TASK DESCRIPTION: Select the lines below containing the word "name".

= = = =

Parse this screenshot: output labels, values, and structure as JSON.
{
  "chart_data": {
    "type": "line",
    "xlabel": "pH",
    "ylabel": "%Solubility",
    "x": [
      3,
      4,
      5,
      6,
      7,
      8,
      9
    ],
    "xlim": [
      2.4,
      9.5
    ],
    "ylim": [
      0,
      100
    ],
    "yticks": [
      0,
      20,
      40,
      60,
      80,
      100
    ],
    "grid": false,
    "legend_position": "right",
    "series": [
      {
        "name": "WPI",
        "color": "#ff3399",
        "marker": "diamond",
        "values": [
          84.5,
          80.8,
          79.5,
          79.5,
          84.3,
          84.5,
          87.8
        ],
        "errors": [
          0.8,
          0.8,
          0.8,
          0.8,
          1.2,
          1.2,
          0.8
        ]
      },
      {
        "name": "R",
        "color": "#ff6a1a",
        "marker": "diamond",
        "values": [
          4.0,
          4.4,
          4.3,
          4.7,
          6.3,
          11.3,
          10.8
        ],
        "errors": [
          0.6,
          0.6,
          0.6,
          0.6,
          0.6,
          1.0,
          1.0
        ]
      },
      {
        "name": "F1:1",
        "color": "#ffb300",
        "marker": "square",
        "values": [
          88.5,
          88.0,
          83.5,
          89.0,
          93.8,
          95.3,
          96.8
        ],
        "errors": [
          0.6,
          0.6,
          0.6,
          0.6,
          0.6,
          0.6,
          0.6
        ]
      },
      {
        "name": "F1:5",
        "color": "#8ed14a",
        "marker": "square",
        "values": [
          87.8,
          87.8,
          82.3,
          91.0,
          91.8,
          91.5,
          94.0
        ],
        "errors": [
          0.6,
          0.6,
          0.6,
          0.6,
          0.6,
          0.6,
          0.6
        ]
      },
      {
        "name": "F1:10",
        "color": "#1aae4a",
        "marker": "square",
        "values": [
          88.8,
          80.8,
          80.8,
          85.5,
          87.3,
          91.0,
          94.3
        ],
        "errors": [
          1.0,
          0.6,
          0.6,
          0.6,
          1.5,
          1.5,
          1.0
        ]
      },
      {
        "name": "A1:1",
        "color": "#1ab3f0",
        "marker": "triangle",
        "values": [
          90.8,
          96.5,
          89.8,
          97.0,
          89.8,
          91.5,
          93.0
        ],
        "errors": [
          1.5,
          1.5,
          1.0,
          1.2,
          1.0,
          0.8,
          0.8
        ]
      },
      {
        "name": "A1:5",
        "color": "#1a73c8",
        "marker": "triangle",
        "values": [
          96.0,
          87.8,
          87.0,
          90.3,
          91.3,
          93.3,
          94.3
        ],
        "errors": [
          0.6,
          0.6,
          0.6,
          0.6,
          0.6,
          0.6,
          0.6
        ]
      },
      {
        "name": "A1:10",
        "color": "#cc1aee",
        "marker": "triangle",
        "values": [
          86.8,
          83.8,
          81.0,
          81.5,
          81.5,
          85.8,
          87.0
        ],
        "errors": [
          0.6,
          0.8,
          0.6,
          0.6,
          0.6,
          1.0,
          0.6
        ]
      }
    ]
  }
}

= = = =

ANSWER TO THIS TASK:
        "name": "WPI",
        "name": "R",
        "name": "F1:1",
        "name": "F1:5",
        "name": "F1:10",
        "name": "A1:1",
        "name": "A1:5",
        "name": "A1:10",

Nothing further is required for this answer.